• [Given request] Identify the lines containing the word "model". Copy each one.

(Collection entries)
++++++++++

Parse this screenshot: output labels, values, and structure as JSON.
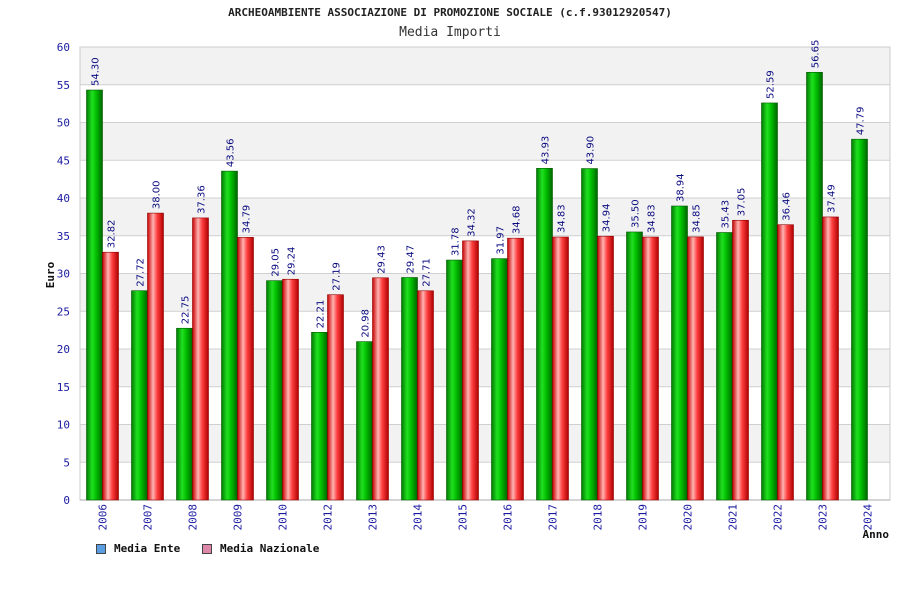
{
  "chart_data": {
    "type": "bar",
    "title": "ARCHEOAMBIENTE ASSOCIAZIONE DI PROMOZIONE SOCIALE (c.f.93012920547)",
    "subtitle": "Media Importi",
    "xlabel": "Anno",
    "ylabel": "Euro",
    "ylim": [
      0,
      60
    ],
    "yticks": [
      0,
      5,
      10,
      15,
      20,
      25,
      30,
      35,
      40,
      45,
      50,
      55,
      60
    ],
    "grid": true,
    "legend_position": "bottom-left",
    "categories": [
      "2006",
      "2007",
      "2008",
      "2009",
      "2010",
      "2012",
      "2013",
      "2014",
      "2015",
      "2016",
      "2017",
      "2018",
      "2019",
      "2020",
      "2021",
      "2022",
      "2023",
      "2024"
    ],
    "series": [
      {
        "name": "Media Ente",
        "color": "#00aa00",
        "legend_color": "#5a9de0",
        "values": [
          54.3,
          27.72,
          22.75,
          43.56,
          29.05,
          22.21,
          20.98,
          29.47,
          31.78,
          31.97,
          43.93,
          43.9,
          35.5,
          38.94,
          35.43,
          52.59,
          56.65,
          47.79
        ],
        "labels": [
          "54.30",
          "27.72",
          "22.75",
          "43.56",
          "29.05",
          "22.21",
          "20.98",
          "29.47",
          "31.78",
          "31.97",
          "43.93",
          "43.90",
          "35.50",
          "38.94",
          "35.43",
          "52.59",
          "56.65",
          "47.79"
        ]
      },
      {
        "name": "Media Nazionale",
        "color": "#e60000",
        "legend_color": "#dd88aa",
        "values": [
          32.82,
          38.0,
          37.36,
          34.79,
          29.24,
          27.19,
          29.43,
          27.71,
          34.32,
          34.68,
          34.83,
          34.94,
          34.83,
          34.85,
          37.05,
          36.46,
          37.49,
          null
        ],
        "labels": [
          "32.82",
          "38.00",
          "37.36",
          "34.79",
          "29.24",
          "27.19",
          "29.43",
          "27.71",
          "34.32",
          "34.68",
          "34.83",
          "34.94",
          "34.83",
          "34.85",
          "37.05",
          "36.46",
          "37.49",
          ""
        ]
      }
    ]
  },
  "colors": {
    "axis_text": "#1a1aa0",
    "label_text": "#0a0a80",
    "band": "#f2f2f2",
    "grid": "#d0d0d0"
  }
}
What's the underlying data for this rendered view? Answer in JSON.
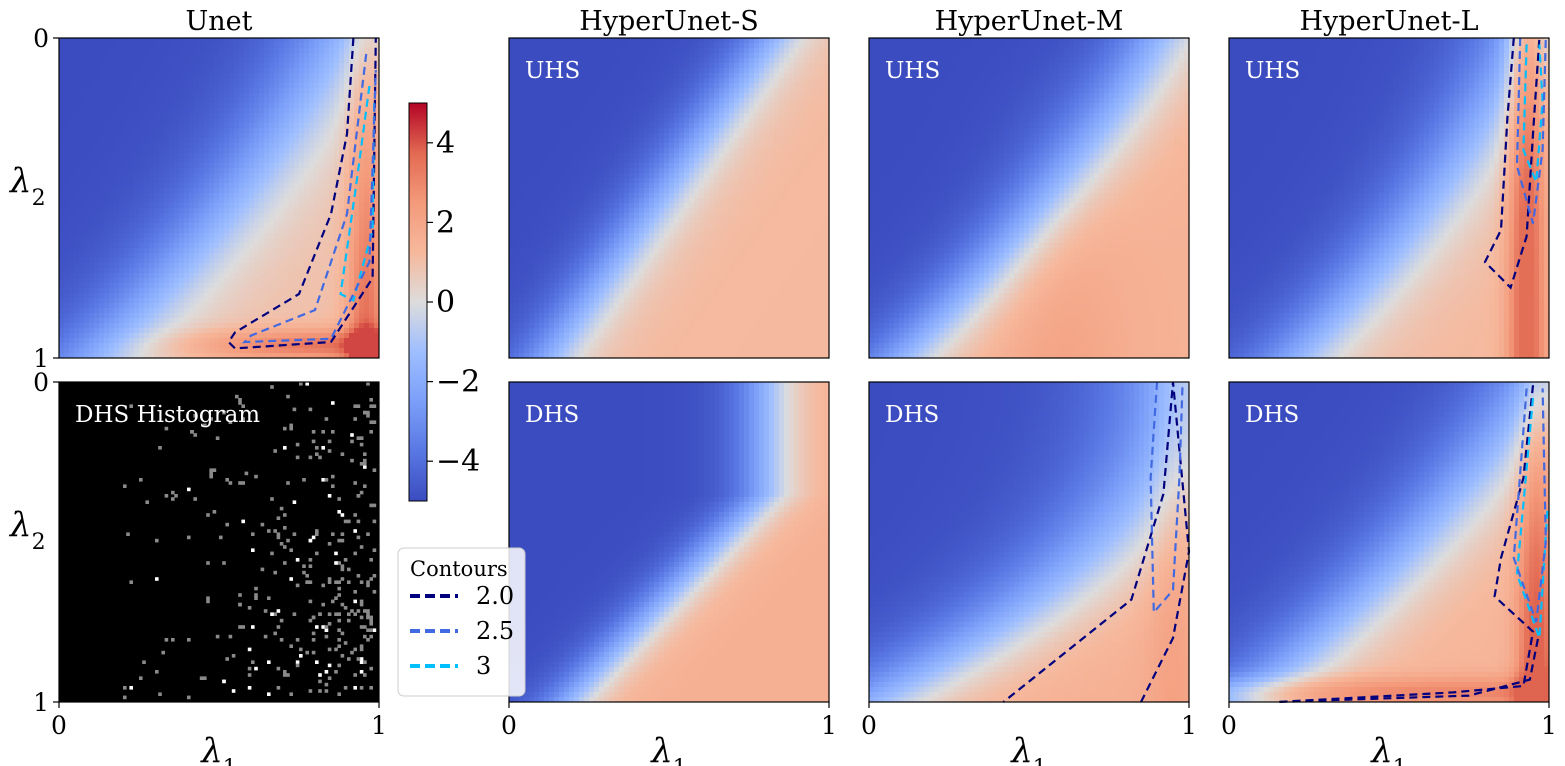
{
  "chart_data": {
    "type": "heatmap",
    "colormap": "coolwarm",
    "colorbar": {
      "range": [
        -5,
        5
      ],
      "ticks": [
        "4",
        "2",
        "0",
        "−2",
        "−4"
      ]
    },
    "panels": [
      {
        "id": "unet-top",
        "title": "Unet",
        "label": "",
        "row": 0,
        "col": 0,
        "kind": "heatmap",
        "model": "unet",
        "contours": [
          2.0,
          2.5,
          3
        ]
      },
      {
        "id": "hist",
        "title": "",
        "label": "DHS Histogram",
        "row": 1,
        "col": 0,
        "kind": "histogram"
      },
      {
        "id": "hus-uhs",
        "title": "HyperUnet-S",
        "label": "UHS",
        "row": 0,
        "col": 1,
        "kind": "heatmap",
        "model": "s-uhs"
      },
      {
        "id": "hus-dhs",
        "title": "",
        "label": "DHS",
        "row": 1,
        "col": 1,
        "kind": "heatmap",
        "model": "s-dhs"
      },
      {
        "id": "hum-uhs",
        "title": "HyperUnet-M",
        "label": "UHS",
        "row": 0,
        "col": 2,
        "kind": "heatmap",
        "model": "m-uhs"
      },
      {
        "id": "hum-dhs",
        "title": "",
        "label": "DHS",
        "row": 1,
        "col": 2,
        "kind": "heatmap",
        "model": "m-dhs",
        "contours": [
          2.0,
          2.5
        ]
      },
      {
        "id": "hul-uhs",
        "title": "HyperUnet-L",
        "label": "UHS",
        "row": 0,
        "col": 3,
        "kind": "heatmap",
        "model": "l-uhs",
        "contours": [
          2.0,
          2.5,
          3
        ]
      },
      {
        "id": "hul-dhs",
        "title": "",
        "label": "DHS",
        "row": 1,
        "col": 3,
        "kind": "heatmap",
        "model": "l-dhs",
        "contours": [
          2.0,
          2.5,
          3
        ]
      }
    ],
    "x_axis": {
      "label": "λ",
      "subscript": "1",
      "range": [
        0,
        1
      ],
      "tick_labels": [
        "0",
        "1"
      ]
    },
    "y_axis": {
      "label": "λ",
      "subscript": "2",
      "range": [
        0,
        1
      ],
      "tick_labels": [
        "0",
        "1"
      ],
      "inverted": true
    },
    "legend": {
      "title": "Contours",
      "placement": "lower-center",
      "items": [
        {
          "label": "2.0",
          "color": "#00007f"
        },
        {
          "label": "2.5",
          "color": "#4169e1"
        },
        {
          "label": "3",
          "color": "#00bfff"
        }
      ]
    }
  }
}
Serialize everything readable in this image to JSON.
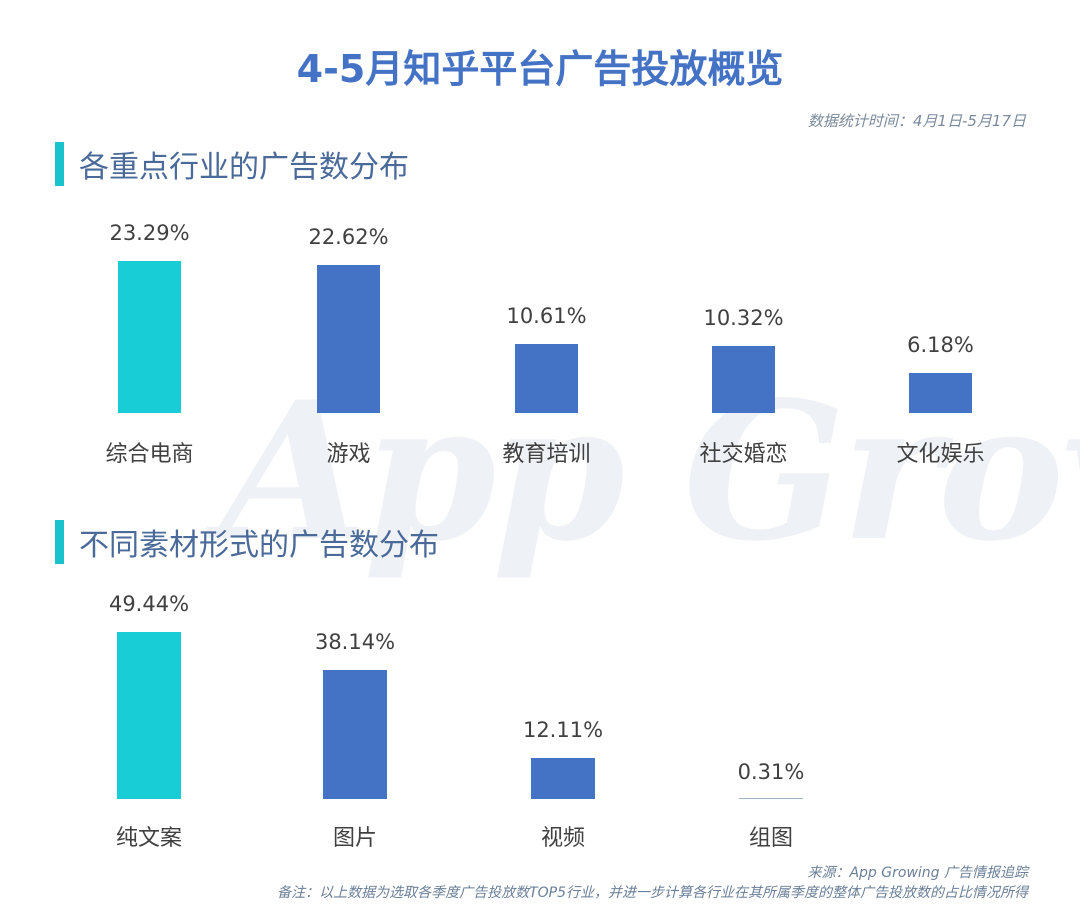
{
  "title": "4-5月知乎平台广告投放概览",
  "stat_time": "数据统计时间：4月1日-5月17日",
  "watermark": "App Growing",
  "colors": {
    "highlight": "#19cdd6",
    "bar": "#4472c4",
    "title": "#4472c4",
    "accent": "#19c3cc"
  },
  "sections": [
    {
      "heading": "各重点行业的广告数分布"
    },
    {
      "heading": "不同素材形式的广告数分布"
    }
  ],
  "chart_data": [
    {
      "type": "bar",
      "title": "各重点行业的广告数分布",
      "categories": [
        "综合电商",
        "游戏",
        "教育培训",
        "社交婚恋",
        "文化娱乐"
      ],
      "values": [
        23.29,
        22.62,
        10.61,
        10.32,
        6.18
      ],
      "value_labels": [
        "23.29%",
        "22.62%",
        "10.61%",
        "10.32%",
        "6.18%"
      ],
      "unit": "%",
      "xlabel": "",
      "ylabel": "",
      "grid": false,
      "legend": null
    },
    {
      "type": "bar",
      "title": "不同素材形式的广告数分布",
      "categories": [
        "纯文案",
        "图片",
        "视频",
        "组图"
      ],
      "values": [
        49.44,
        38.14,
        12.11,
        0.31
      ],
      "value_labels": [
        "49.44%",
        "38.14%",
        "12.11%",
        "0.31%"
      ],
      "unit": "%",
      "xlabel": "",
      "ylabel": "",
      "grid": false,
      "legend": null
    }
  ],
  "footer": {
    "source": "来源：App Growing 广告情报追踪",
    "note": "备注：以上数据为选取各季度广告投放数TOP5行业，并进一步计算各行业在其所属季度的整体广告投放数的占比情况所得"
  }
}
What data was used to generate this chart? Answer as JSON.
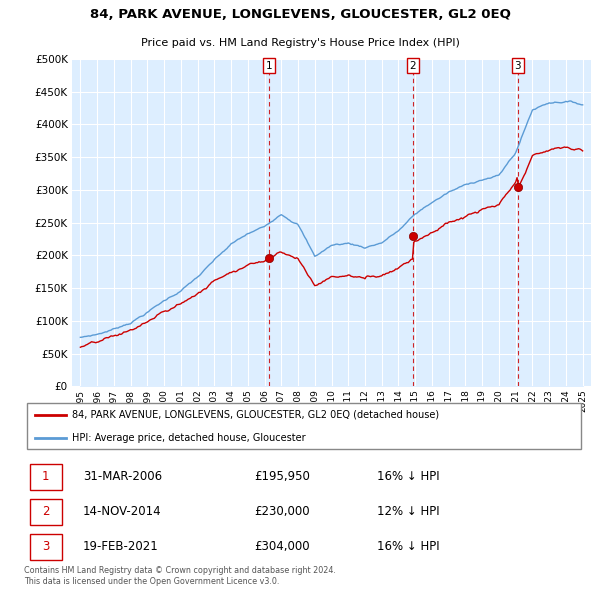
{
  "title1": "84, PARK AVENUE, LONGLEVENS, GLOUCESTER, GL2 0EQ",
  "title2": "Price paid vs. HM Land Registry's House Price Index (HPI)",
  "legend_line1": "84, PARK AVENUE, LONGLEVENS, GLOUCESTER, GL2 0EQ (detached house)",
  "legend_line2": "HPI: Average price, detached house, Gloucester",
  "transactions": [
    {
      "num": 1,
      "date": "31-MAR-2006",
      "price": 195950,
      "pct": "16%",
      "dir": "↓"
    },
    {
      "num": 2,
      "date": "14-NOV-2014",
      "price": 230000,
      "pct": "12%",
      "dir": "↓"
    },
    {
      "num": 3,
      "date": "19-FEB-2021",
      "price": 304000,
      "pct": "16%",
      "dir": "↓"
    }
  ],
  "transaction_years": [
    2006.25,
    2014.87,
    2021.13
  ],
  "footer": "Contains HM Land Registry data © Crown copyright and database right 2024.\nThis data is licensed under the Open Government Licence v3.0.",
  "hpi_color": "#5b9bd5",
  "hpi_fill_color": "#ddeeff",
  "price_color": "#cc0000",
  "vline_color": "#cc0000",
  "background_color": "#ffffff",
  "plot_bg_color": "#ddeeff",
  "grid_color": "#ffffff",
  "ylim": [
    0,
    500000
  ],
  "yticks": [
    0,
    50000,
    100000,
    150000,
    200000,
    250000,
    300000,
    350000,
    400000,
    450000,
    500000
  ],
  "xlim": [
    1994.5,
    2025.5
  ],
  "xticks": [
    1995,
    1996,
    1997,
    1998,
    1999,
    2000,
    2001,
    2002,
    2003,
    2004,
    2005,
    2006,
    2007,
    2008,
    2009,
    2010,
    2011,
    2012,
    2013,
    2014,
    2015,
    2016,
    2017,
    2018,
    2019,
    2020,
    2021,
    2022,
    2023,
    2024,
    2025
  ]
}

++++++++++

• [Worked answer]
        "model": "unet",
        "model": "s-uhs"
        "model": "s-dhs"
        "model": "m-uhs"
        "model": "m-dhs",
        "model": "l-uhs",
        "model": "l-dhs",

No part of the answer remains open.